WHAT IS EXPECTED => Reproduce the entries below word for word, leaving out the pictures.
-- Start INPUT RECORDS --
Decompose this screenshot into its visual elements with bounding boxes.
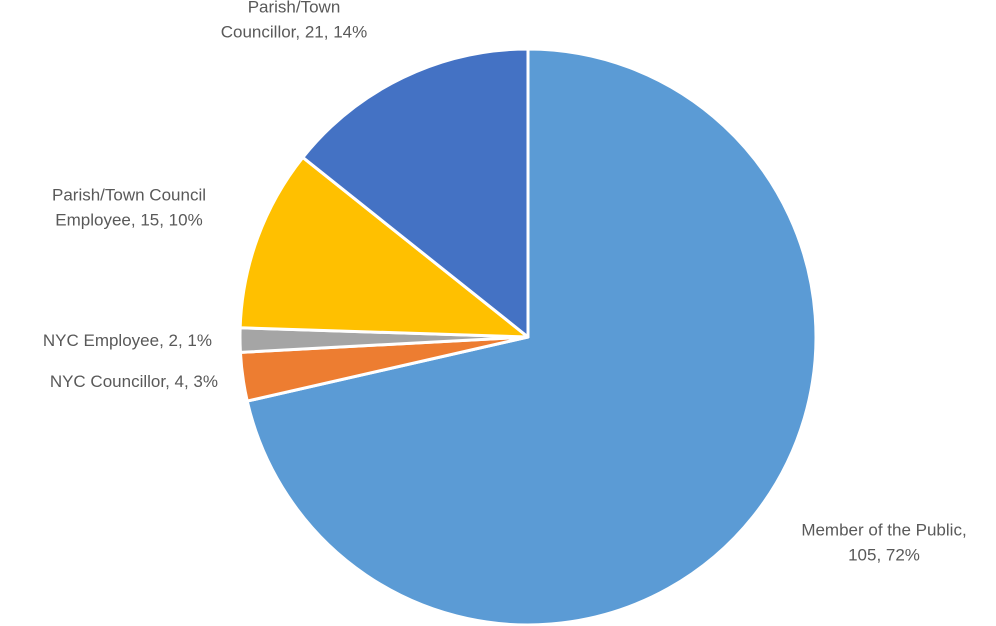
pie-slice-parish-town-council-employee bbox=[238, 155, 530, 339]
data-label-member-of-the-public: Member of the Public, 105, 72% bbox=[801, 521, 966, 565]
pie-slice-member-of-the-public bbox=[245, 47, 818, 626]
pie-slice-parish-town-councillor bbox=[301, 47, 530, 339]
data-label-parish-town-councillor: Parish/Town Councillor, 21, 14% bbox=[221, 0, 367, 42]
pie-labels: Member of the Public, 105, 72% NYC Council… bbox=[43, 0, 967, 565]
data-label-line: Employee, 15, 10% bbox=[55, 211, 202, 230]
data-label-line: Member of the Public, bbox=[801, 521, 966, 540]
data-label-nyc-councillor: NYC Councillor, 4, 3% bbox=[50, 372, 218, 391]
pie-slices bbox=[238, 47, 818, 626]
data-label-line: Parish/Town bbox=[248, 0, 341, 17]
data-label-parish-town-council-employee: Parish/Town Council Employee, 15, 10% bbox=[52, 186, 206, 230]
data-label-line: Parish/Town Council bbox=[52, 186, 206, 205]
data-label-line: NYC Employee, 2, 1% bbox=[43, 331, 212, 350]
data-label-nyc-employee: NYC Employee, 2, 1% bbox=[43, 331, 212, 350]
data-label-line: NYC Councillor, 4, 3% bbox=[50, 372, 218, 391]
data-label-line: Councillor, 21, 14% bbox=[221, 23, 367, 42]
data-label-line: 105, 72% bbox=[848, 546, 920, 565]
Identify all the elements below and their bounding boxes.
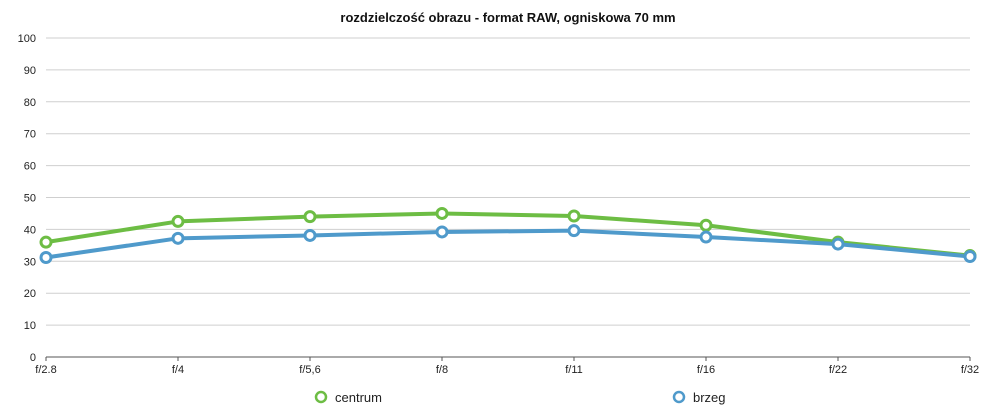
y-tick-label: 0 (30, 352, 36, 364)
y-tick-label: 90 (24, 65, 36, 77)
y-tick-label: 30 (24, 256, 36, 268)
data-point-centrum (699, 218, 713, 232)
x-tick-label: f/32 (961, 364, 979, 376)
y-tick-label: 40 (24, 224, 36, 236)
data-point-brzeg (963, 250, 977, 264)
gridlines (46, 37, 970, 358)
data-point-brzeg (435, 225, 449, 239)
x-axis: f/2.8 f/4 f/5,6 f/8 f/11 f/16 f/22 f/32 (35, 357, 979, 376)
data-point-brzeg (171, 231, 185, 245)
data-point-brzeg (567, 224, 581, 238)
data-point-brzeg (831, 237, 845, 251)
x-tick-label: f/2.8 (35, 364, 56, 376)
y-tick-label: 50 (24, 193, 36, 205)
x-tick-label: f/16 (697, 364, 715, 376)
data-point-centrum (39, 235, 53, 249)
legend-marker-centrum (314, 390, 328, 404)
y-tick-label: 70 (24, 129, 36, 141)
y-tick-label: 20 (24, 288, 36, 300)
chart-title: rozdzielczość obrazu - format RAW, ognis… (340, 10, 675, 25)
y-tick-label: 10 (24, 320, 36, 332)
series-line-brzeg (44, 228, 972, 260)
x-tick-label: f/4 (172, 364, 184, 376)
y-tick-label: 100 (18, 33, 36, 45)
y-axis: 0 10 20 30 40 50 60 70 80 90 100 (18, 33, 36, 364)
legend-label-centrum: centrum (335, 390, 382, 405)
y-tick-label: 80 (24, 97, 36, 109)
legend: centrum brzeg (314, 390, 726, 405)
series-line-centrum (44, 211, 972, 258)
y-tick-label: 60 (24, 161, 36, 173)
legend-label-brzeg: brzeg (693, 390, 726, 405)
series-group (39, 206, 977, 264)
data-point-brzeg (699, 230, 713, 244)
data-point-brzeg (303, 228, 317, 242)
data-point-brzeg (39, 250, 53, 264)
data-point-centrum (303, 210, 317, 224)
data-point-centrum (435, 206, 449, 220)
x-tick-label: f/5,6 (299, 364, 320, 376)
data-point-centrum (171, 214, 185, 228)
data-point-centrum (567, 209, 581, 223)
x-tick-label: f/22 (829, 364, 847, 376)
x-tick-label: f/8 (436, 364, 448, 376)
x-tick-label: f/11 (565, 364, 583, 376)
legend-marker-brzeg (672, 390, 686, 404)
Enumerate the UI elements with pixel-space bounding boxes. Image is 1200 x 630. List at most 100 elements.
-- End INPUT RECORDS --
CORRECT RESULT =>
Decompose this screenshot into its visual elements with bounding boxes.
pie-slice-parish-town-council-employee bbox=[238, 155, 530, 339]
data-label-member-of-the-public: Member of the Public, 105, 72% bbox=[801, 521, 966, 565]
pie-slice-member-of-the-public bbox=[245, 47, 818, 626]
pie-slice-parish-town-councillor bbox=[301, 47, 530, 339]
data-label-parish-town-councillor: Parish/Town Councillor, 21, 14% bbox=[221, 0, 367, 42]
pie-labels: Member of the Public, 105, 72% NYC Council… bbox=[43, 0, 967, 565]
data-label-line: Employee, 15, 10% bbox=[55, 211, 202, 230]
data-label-line: Member of the Public, bbox=[801, 521, 966, 540]
data-label-nyc-councillor: NYC Councillor, 4, 3% bbox=[50, 372, 218, 391]
pie-slices bbox=[238, 47, 818, 626]
data-label-line: Parish/Town bbox=[248, 0, 341, 17]
data-label-parish-town-council-employee: Parish/Town Council Employee, 15, 10% bbox=[52, 186, 206, 230]
data-label-line: Parish/Town Council bbox=[52, 186, 206, 205]
data-label-line: NYC Employee, 2, 1% bbox=[43, 331, 212, 350]
data-label-nyc-employee: NYC Employee, 2, 1% bbox=[43, 331, 212, 350]
data-label-line: NYC Councillor, 4, 3% bbox=[50, 372, 218, 391]
data-label-line: Councillor, 21, 14% bbox=[221, 23, 367, 42]
data-label-line: 105, 72% bbox=[848, 546, 920, 565]
Identify all the elements below and their bounding boxes.
y-tick-label: 0 (30, 352, 36, 364)
y-tick-label: 90 (24, 65, 36, 77)
y-tick-label: 30 (24, 256, 36, 268)
data-point-centrum (699, 218, 713, 232)
x-tick-label: f/32 (961, 364, 979, 376)
y-tick-label: 40 (24, 224, 36, 236)
data-point-brzeg (963, 250, 977, 264)
gridlines (46, 37, 970, 358)
data-point-brzeg (435, 225, 449, 239)
x-axis: f/2.8 f/4 f/5,6 f/8 f/11 f/16 f/22 f/32 (35, 357, 979, 376)
data-point-brzeg (171, 231, 185, 245)
data-point-brzeg (567, 224, 581, 238)
data-point-brzeg (831, 237, 845, 251)
x-tick-label: f/2.8 (35, 364, 56, 376)
y-tick-label: 50 (24, 193, 36, 205)
x-tick-label: f/16 (697, 364, 715, 376)
data-point-centrum (39, 235, 53, 249)
legend-marker-centrum (314, 390, 328, 404)
y-tick-label: 70 (24, 129, 36, 141)
y-tick-label: 20 (24, 288, 36, 300)
chart-title: rozdzielczość obrazu - format RAW, ognis… (340, 10, 675, 25)
y-tick-label: 10 (24, 320, 36, 332)
series-line-brzeg (44, 228, 972, 260)
x-tick-label: f/4 (172, 364, 184, 376)
y-tick-label: 100 (18, 33, 36, 45)
y-axis: 0 10 20 30 40 50 60 70 80 90 100 (18, 33, 36, 364)
legend-label-centrum: centrum (335, 390, 382, 405)
y-tick-label: 80 (24, 97, 36, 109)
legend: centrum brzeg (314, 390, 726, 405)
series-line-centrum (44, 211, 972, 258)
y-tick-label: 60 (24, 161, 36, 173)
legend-label-brzeg: brzeg (693, 390, 726, 405)
series-group (39, 206, 977, 264)
data-point-brzeg (699, 230, 713, 244)
data-point-brzeg (303, 228, 317, 242)
data-point-brzeg (39, 250, 53, 264)
data-point-centrum (303, 210, 317, 224)
data-point-centrum (435, 206, 449, 220)
x-tick-label: f/5,6 (299, 364, 320, 376)
data-point-centrum (171, 214, 185, 228)
data-point-centrum (567, 209, 581, 223)
x-tick-label: f/22 (829, 364, 847, 376)
x-tick-label: f/8 (436, 364, 448, 376)
x-tick-label: f/11 (565, 364, 583, 376)
legend-marker-brzeg (672, 390, 686, 404)
Enumerate the UI elements with pixel-space bounding boxes. Image is 1200 x 630. List at most 100 elements.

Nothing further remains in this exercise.